**What is needed**
List every line in this data where the string "Habitant" occurs.

Data listing:
__________________________________________________

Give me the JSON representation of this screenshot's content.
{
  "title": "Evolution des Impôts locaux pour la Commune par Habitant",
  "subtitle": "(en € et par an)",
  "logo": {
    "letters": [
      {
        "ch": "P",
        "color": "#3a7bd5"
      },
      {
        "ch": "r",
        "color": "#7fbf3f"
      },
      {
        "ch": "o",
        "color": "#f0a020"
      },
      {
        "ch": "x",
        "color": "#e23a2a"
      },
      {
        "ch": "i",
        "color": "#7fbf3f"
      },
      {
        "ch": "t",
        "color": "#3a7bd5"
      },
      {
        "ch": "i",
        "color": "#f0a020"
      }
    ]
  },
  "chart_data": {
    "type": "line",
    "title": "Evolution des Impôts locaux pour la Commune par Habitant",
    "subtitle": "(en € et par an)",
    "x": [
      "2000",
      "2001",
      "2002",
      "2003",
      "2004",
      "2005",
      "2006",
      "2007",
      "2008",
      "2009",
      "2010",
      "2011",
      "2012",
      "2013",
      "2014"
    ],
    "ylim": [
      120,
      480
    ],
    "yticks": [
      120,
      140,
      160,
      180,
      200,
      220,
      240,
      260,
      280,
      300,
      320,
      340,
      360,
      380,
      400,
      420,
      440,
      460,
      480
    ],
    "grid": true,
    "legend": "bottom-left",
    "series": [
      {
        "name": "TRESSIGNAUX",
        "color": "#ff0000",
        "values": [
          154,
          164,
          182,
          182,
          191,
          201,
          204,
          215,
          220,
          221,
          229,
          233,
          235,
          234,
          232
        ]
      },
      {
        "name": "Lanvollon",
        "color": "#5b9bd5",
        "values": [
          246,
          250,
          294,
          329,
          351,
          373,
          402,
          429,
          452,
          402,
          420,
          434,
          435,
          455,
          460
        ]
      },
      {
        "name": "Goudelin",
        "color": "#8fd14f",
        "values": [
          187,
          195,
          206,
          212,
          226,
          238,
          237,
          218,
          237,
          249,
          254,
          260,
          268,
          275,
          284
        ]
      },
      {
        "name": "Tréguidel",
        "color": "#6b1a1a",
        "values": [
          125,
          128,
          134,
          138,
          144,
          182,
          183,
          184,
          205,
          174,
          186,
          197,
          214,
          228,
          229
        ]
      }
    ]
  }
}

__________________________________________________

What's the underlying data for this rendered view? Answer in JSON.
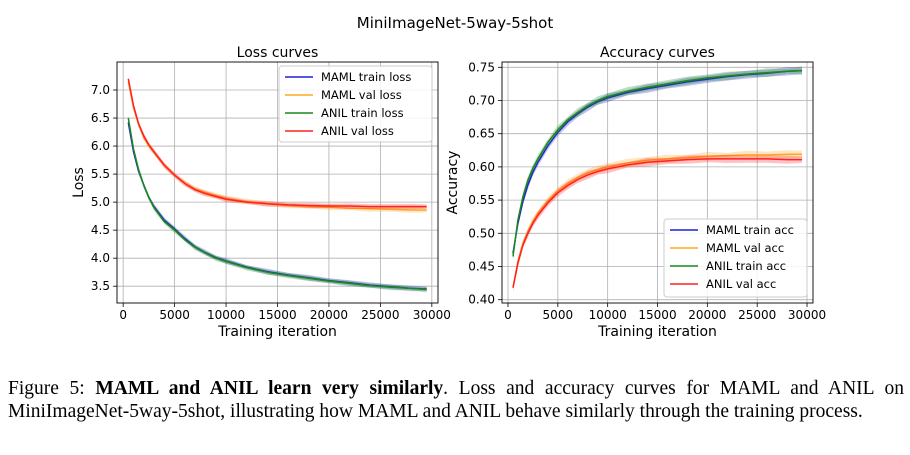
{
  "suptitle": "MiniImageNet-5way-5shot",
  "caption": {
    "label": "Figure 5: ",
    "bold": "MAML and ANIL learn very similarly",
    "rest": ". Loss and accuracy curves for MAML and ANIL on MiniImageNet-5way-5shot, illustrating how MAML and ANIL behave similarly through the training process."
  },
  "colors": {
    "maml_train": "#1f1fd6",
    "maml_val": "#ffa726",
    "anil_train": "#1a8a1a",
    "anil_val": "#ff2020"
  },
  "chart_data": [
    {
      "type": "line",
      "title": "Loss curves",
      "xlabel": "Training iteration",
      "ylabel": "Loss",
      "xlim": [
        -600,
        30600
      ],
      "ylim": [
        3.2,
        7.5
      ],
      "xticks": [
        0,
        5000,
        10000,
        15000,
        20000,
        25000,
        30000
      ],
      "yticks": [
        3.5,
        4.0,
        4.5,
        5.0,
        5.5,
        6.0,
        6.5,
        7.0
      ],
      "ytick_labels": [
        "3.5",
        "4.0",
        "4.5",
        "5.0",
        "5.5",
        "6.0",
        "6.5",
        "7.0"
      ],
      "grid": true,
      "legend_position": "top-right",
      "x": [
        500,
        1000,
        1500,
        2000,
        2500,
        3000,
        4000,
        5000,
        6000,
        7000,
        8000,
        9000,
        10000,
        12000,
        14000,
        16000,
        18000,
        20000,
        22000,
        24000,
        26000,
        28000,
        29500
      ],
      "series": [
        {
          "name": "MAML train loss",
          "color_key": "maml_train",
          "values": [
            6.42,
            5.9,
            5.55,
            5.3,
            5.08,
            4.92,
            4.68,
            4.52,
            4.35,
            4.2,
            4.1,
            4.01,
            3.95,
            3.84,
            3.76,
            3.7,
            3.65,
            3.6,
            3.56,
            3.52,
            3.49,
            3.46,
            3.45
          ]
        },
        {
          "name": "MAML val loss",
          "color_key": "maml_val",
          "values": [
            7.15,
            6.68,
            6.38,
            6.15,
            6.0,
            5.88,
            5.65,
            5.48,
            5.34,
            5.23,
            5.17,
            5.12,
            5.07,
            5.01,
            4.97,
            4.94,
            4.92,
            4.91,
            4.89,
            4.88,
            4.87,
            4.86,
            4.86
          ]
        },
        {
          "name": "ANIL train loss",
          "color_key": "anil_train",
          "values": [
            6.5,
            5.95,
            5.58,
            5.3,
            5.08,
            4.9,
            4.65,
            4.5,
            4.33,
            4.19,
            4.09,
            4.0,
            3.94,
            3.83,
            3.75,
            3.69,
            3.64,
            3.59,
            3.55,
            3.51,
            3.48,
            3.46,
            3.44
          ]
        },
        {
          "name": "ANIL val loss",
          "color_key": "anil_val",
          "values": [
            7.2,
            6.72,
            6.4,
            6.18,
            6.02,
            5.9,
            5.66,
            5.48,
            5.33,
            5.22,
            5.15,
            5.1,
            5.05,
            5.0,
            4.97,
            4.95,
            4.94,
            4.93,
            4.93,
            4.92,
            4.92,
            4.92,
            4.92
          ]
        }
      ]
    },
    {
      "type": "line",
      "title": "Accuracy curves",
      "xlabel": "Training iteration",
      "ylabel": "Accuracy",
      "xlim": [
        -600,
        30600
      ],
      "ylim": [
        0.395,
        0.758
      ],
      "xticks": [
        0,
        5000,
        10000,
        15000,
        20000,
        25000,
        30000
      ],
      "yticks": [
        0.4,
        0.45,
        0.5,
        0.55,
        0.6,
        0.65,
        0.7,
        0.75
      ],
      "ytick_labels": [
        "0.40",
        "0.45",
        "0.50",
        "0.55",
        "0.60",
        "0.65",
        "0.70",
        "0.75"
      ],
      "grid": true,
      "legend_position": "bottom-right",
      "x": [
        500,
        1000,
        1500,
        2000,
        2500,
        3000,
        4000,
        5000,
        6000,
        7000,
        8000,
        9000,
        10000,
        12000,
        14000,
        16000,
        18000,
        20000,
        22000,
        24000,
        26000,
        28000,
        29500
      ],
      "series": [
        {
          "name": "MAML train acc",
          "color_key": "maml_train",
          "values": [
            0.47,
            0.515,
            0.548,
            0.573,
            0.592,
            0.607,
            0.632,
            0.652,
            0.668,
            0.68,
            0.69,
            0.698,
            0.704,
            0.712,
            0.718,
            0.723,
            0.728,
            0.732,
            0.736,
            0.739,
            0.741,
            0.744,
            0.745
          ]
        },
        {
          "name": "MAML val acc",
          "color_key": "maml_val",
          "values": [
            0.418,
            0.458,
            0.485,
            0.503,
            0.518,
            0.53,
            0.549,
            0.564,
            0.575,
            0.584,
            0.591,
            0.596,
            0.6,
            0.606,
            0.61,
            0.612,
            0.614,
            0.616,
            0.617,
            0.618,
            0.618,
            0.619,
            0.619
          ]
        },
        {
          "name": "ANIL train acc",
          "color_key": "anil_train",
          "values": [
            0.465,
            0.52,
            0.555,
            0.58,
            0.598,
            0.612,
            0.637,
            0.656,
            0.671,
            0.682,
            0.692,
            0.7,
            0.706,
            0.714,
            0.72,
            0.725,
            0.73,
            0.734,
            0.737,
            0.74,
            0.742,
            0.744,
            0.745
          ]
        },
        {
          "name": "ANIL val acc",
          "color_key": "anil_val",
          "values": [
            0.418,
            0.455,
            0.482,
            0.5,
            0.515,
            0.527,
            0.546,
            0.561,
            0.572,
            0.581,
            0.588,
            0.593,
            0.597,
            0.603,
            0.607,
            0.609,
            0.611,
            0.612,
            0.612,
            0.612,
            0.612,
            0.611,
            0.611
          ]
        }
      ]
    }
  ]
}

__________________________________________________

**Solution to the exercise**
  "title": "Evolution des Impôts locaux pour la Commune par Habitant",
    "title": "Evolution des Impôts locaux pour la Commune par Habitant",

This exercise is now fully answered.